* _STATED GOAL_
Return all lines where the word "Menschen" can be found.

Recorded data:
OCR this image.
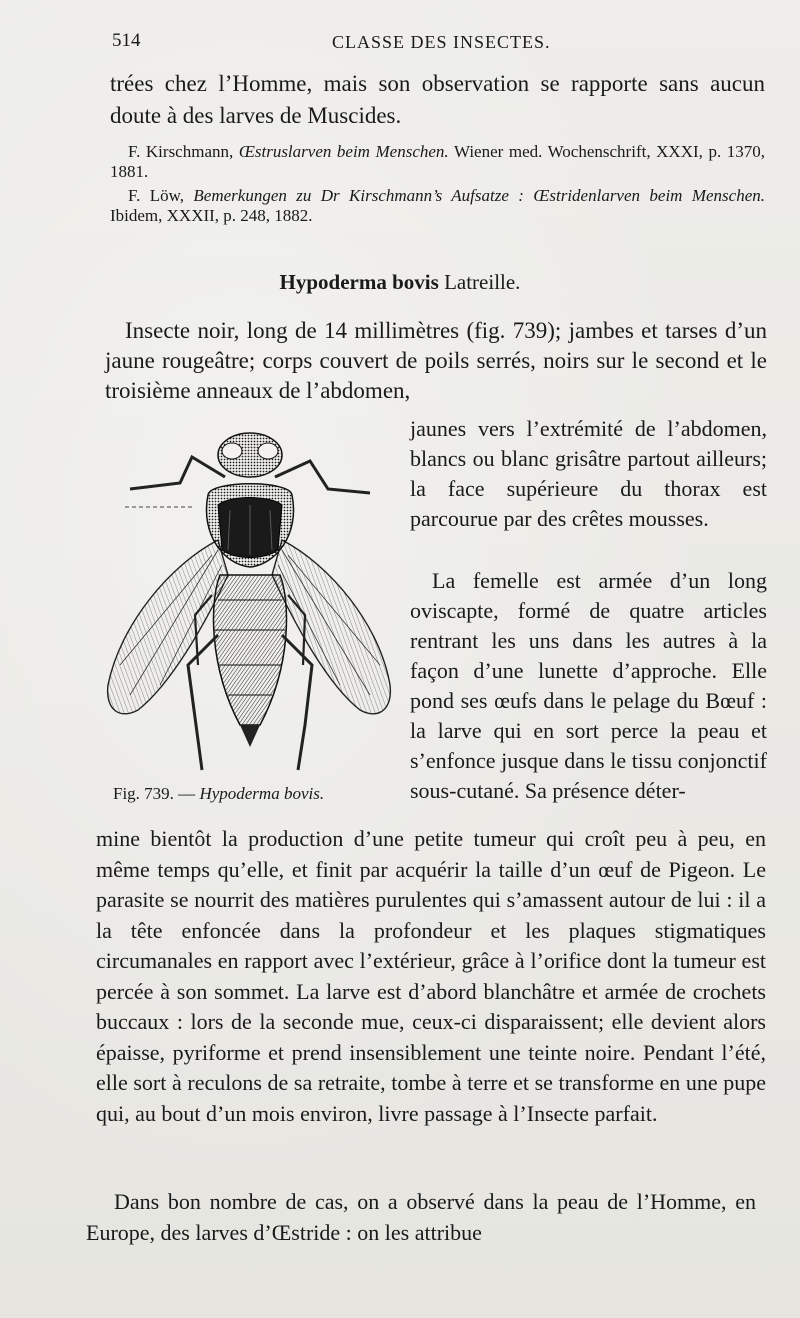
514	CLASSE DES INSECTES.
trées chez l’Homme, mais son observation se rapporte sans aucun doute à des larves de Muscides.
F. Kirschmann, Œstruslarven beim Menschen. Wiener med. Wochenschrift, XXXI, p. 1370, 1881.
F. Löw, Bemerkungen zu Dr Kirschmann’s Aufsatze : Œstridenlarven beim Menschen. Ibidem, XXXII, p. 248, 1882.
Hypoderma bovis Latreille.

Insecte noir, long de 14 millimètres (fig. 739); jambes et tarses d’un jaune rougeâtre; corps couvert de poils serrés, noirs sur le second et le troisième anneaux de l’abdomen,

Fig. 739. — Hypoderma bovis.
jaunes vers l’extrémité de l’abdomen, blancs ou blanc grisâtre partout ailleurs; la face supérieure du thorax est parcourue par des crêtes mousses.
La femelle est armée d’un long oviscapte, formé de quatre articles rentrant les uns dans les autres à la façon d’une lunette d’approche. Elle pond ses œufs dans le pelage du Bœuf : la larve qui en sort perce la peau et s’enfonce jusque dans le tissu conjonctif sous-cutané. Sa présence déter-
mine bientôt la production d’une petite tumeur qui croît peu à peu, en même temps qu’elle, et finit par acquérir la taille d’un œuf de Pigeon. Le parasite se nourrit des matières purulentes qui s’amassent autour de lui : il a la tête enfoncée dans la profondeur et les plaques stigmatiques circumanales en rapport avec l’extérieur, grâce à l’orifice dont la tumeur est percée à son sommet. La larve est d’abord blanchâtre et armée de crochets buccaux : lors de la seconde mue, ceux-ci disparaissent; elle devient alors épaisse, pyriforme et prend insensiblement une teinte noire. Pendant l’été, elle sort à reculons de sa retraite, tombe à terre et se transforme en une pupe qui, au bout d’un mois environ, livre passage à l’Insecte parfait.
Dans bon nombre de cas, on a observé dans la peau de l’Homme, en Europe, des larves d’Œstride : on les attribue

* _REPLY_
F. Kirschmann, Œstruslarven beim Menschen. Wiener med. Wochenschrift, XXXI, p. 1370, 1881.
F. Löw, Bemerkungen zu Dr Kirschmann’s Aufsatze : Œstridenlarven beim Menschen. Ibidem, XXXII, p. 248, 1882.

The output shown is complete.